Output the data below in full, byte for byte. Nothing may differ.

Data entries —
****************

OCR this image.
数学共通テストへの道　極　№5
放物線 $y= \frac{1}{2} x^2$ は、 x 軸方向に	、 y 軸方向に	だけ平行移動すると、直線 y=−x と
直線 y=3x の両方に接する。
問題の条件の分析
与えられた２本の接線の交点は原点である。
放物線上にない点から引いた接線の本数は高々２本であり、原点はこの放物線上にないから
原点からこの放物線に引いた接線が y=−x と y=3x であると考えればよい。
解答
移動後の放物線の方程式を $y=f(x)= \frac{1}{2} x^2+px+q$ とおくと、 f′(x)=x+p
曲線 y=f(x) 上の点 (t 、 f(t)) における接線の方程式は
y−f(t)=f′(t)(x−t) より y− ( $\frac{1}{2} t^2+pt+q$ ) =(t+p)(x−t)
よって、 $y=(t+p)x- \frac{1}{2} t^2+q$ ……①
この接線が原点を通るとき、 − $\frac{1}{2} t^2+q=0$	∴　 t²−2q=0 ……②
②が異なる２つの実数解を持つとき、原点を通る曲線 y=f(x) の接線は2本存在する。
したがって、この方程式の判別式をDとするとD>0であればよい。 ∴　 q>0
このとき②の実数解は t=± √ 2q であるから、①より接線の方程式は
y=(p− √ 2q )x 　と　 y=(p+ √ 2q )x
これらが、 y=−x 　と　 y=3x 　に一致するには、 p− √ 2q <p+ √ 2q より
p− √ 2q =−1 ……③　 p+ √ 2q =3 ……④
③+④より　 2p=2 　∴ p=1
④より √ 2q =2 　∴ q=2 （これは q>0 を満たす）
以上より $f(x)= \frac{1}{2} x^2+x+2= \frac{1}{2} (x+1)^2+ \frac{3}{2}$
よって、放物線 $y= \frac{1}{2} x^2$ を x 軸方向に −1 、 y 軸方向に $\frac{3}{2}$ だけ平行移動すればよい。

****************

SOLUTION FOR THIS PROBLEM —
OCR this image.
数学共通テストへの道　極　№5
放物線 $y= \frac{1}{2} x^2$ は、 x 軸方向に	、 y 軸方向に	だけ平行移動すると、直線 y=−x と
直線 y=3x の両方に接する。
問題の条件の分析
与えられた２本の接線の交点は原点である。
放物線上にない点から引いた接線の本数は高々２本であり、原点はこの放物線上にないから
原点からこの放物線に引いた接線が y=−x と y=3x であると考えればよい。
解答
移動後の放物線の方程式を $y=f(x)= \frac{1}{2} x^2+px+q$ とおくと、 f′(x)=x+p
曲線 y=f(x) 上の点 (t 、 f(t)) における接線の方程式は
y−f(t)=f′(t)(x−t) より y− ( $\frac{1}{2} t^2+pt+q$ ) =(t+p)(x−t)
よって、 $y=(t+p)x- \frac{1}{2} t^2+q$ ……①
この接線が原点を通るとき、 − $\frac{1}{2} t^2+q=0$	∴　 t²−2q=0 ……②
②が異なる２つの実数解を持つとき、原点を通る曲線 y=f(x) の接線は2本存在する。
したがって、この方程式の判別式をDとするとD>0であればよい。 ∴　 q>0
このとき②の実数解は t=± √ 2q であるから、①より接線の方程式は
y=(p− √ 2q )x 　と　 y=(p+ √ 2q )x
これらが、 y=−x 　と　 y=3x 　に一致するには、 p− √ 2q <p+ √ 2q より
p− √ 2q =−1 ……③　 p+ √ 2q =3 ……④
③+④より　 2p=2 　∴ p=1
④より √ 2q =2 　∴ q=2 （これは q>0 を満たす）
以上より $f(x)= \frac{1}{2} x^2+x+2= \frac{1}{2} (x+1)^2+ \frac{3}{2}$
よって、放物線 $y= \frac{1}{2} x^2$ を x 軸方向に −1 、 y 軸方向に $\frac{3}{2}$ だけ平行移動すればよい。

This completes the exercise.